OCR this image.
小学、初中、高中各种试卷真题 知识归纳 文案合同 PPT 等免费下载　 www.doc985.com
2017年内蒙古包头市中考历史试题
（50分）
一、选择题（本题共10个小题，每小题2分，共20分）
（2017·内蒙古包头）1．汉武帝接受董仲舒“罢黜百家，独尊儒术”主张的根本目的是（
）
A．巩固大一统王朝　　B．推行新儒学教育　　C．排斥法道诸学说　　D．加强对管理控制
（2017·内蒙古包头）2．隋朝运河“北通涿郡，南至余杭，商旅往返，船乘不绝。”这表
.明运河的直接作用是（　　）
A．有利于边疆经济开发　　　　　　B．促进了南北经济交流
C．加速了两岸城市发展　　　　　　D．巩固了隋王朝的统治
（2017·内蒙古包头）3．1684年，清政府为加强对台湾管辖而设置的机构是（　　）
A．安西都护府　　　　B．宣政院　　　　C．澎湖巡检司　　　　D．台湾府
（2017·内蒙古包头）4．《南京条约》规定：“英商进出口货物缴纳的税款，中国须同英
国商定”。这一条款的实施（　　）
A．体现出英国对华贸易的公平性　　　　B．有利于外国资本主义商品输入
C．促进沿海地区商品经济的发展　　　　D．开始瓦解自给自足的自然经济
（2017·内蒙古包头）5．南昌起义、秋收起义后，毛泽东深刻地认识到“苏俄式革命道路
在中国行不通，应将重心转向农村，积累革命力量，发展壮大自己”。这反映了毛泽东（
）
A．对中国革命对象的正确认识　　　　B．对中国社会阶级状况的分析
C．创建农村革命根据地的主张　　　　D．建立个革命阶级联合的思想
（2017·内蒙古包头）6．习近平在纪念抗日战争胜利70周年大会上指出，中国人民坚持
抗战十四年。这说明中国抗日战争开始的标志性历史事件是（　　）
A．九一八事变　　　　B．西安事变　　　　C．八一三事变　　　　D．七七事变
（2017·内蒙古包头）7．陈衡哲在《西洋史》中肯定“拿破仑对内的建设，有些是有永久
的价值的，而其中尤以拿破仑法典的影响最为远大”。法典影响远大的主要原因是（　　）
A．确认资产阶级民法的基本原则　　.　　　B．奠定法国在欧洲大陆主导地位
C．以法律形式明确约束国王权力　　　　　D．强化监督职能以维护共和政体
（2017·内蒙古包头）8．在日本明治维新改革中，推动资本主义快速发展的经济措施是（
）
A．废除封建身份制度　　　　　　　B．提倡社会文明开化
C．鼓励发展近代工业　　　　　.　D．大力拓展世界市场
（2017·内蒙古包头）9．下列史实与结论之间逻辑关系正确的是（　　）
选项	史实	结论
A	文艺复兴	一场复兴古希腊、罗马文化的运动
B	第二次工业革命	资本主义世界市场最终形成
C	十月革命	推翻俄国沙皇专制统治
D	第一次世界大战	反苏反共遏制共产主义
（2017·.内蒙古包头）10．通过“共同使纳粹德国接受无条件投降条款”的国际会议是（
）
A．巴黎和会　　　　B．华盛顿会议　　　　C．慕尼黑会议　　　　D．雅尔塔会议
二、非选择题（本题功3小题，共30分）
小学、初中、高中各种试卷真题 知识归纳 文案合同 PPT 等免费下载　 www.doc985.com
○ ○ ○ ○ ○ ○ ○
> [Problem requirements]: Write the material out again in its entirety, exactly as shown.

> [Answer to the problem]:
OCR this image.
小学、初中、高中各种试卷真题 知识归纳 文案合同 PPT 等免费下载　 www.doc985.com
2017年内蒙古包头市中考历史试题
（50分）
一、选择题（本题共10个小题，每小题2分，共20分）
（2017·内蒙古包头）1．汉武帝接受董仲舒“罢黜百家，独尊儒术”主张的根本目的是（
）
A．巩固大一统王朝　　B．推行新儒学教育　　C．排斥法道诸学说　　D．加强对管理控制
（2017·内蒙古包头）2．隋朝运河“北通涿郡，南至余杭，商旅往返，船乘不绝。”这表
.明运河的直接作用是（　　）
A．有利于边疆经济开发　　　　　　B．促进了南北经济交流
C．加速了两岸城市发展　　　　　　D．巩固了隋王朝的统治
（2017·内蒙古包头）3．1684年，清政府为加强对台湾管辖而设置的机构是（　　）
A．安西都护府　　　　B．宣政院　　　　C．澎湖巡检司　　　　D．台湾府
（2017·内蒙古包头）4．《南京条约》规定：“英商进出口货物缴纳的税款，中国须同英
国商定”。这一条款的实施（　　）
A．体现出英国对华贸易的公平性　　　　B．有利于外国资本主义商品输入
C．促进沿海地区商品经济的发展　　　　D．开始瓦解自给自足的自然经济
（2017·内蒙古包头）5．南昌起义、秋收起义后，毛泽东深刻地认识到“苏俄式革命道路
在中国行不通，应将重心转向农村，积累革命力量，发展壮大自己”。这反映了毛泽东（
）
A．对中国革命对象的正确认识　　　　B．对中国社会阶级状况的分析
C．创建农村革命根据地的主张　　　　D．建立个革命阶级联合的思想
（2017·内蒙古包头）6．习近平在纪念抗日战争胜利70周年大会上指出，中国人民坚持
抗战十四年。这说明中国抗日战争开始的标志性历史事件是（　　）
A．九一八事变　　　　B．西安事变　　　　C．八一三事变　　　　D．七七事变
（2017·内蒙古包头）7．陈衡哲在《西洋史》中肯定“拿破仑对内的建设，有些是有永久
的价值的，而其中尤以拿破仑法典的影响最为远大”。法典影响远大的主要原因是（　　）
A．确认资产阶级民法的基本原则　　.　　　B．奠定法国在欧洲大陆主导地位
C．以法律形式明确约束国王权力　　　　　D．强化监督职能以维护共和政体
（2017·内蒙古包头）8．在日本明治维新改革中，推动资本主义快速发展的经济措施是（
）
A．废除封建身份制度　　　　　　　B．提倡社会文明开化
C．鼓励发展近代工业　　　　　.　D．大力拓展世界市场
（2017·内蒙古包头）9．下列史实与结论之间逻辑关系正确的是（　　）
选项	史实	结论
A	文艺复兴	一场复兴古希腊、罗马文化的运动
B	第二次工业革命	资本主义世界市场最终形成
C	十月革命	推翻俄国沙皇专制统治
D	第一次世界大战	反苏反共遏制共产主义
（2017·.内蒙古包头）10．通过“共同使纳粹德国接受无条件投降条款”的国际会议是（
）
A．巴黎和会　　　　B．华盛顿会议　　　　C．慕尼黑会议　　　　D．雅尔塔会议
二、非选择题（本题功3小题，共30分）
小学、初中、高中各种试卷真题 知识归纳 文案合同 PPT 等免费下载　 www.doc985.com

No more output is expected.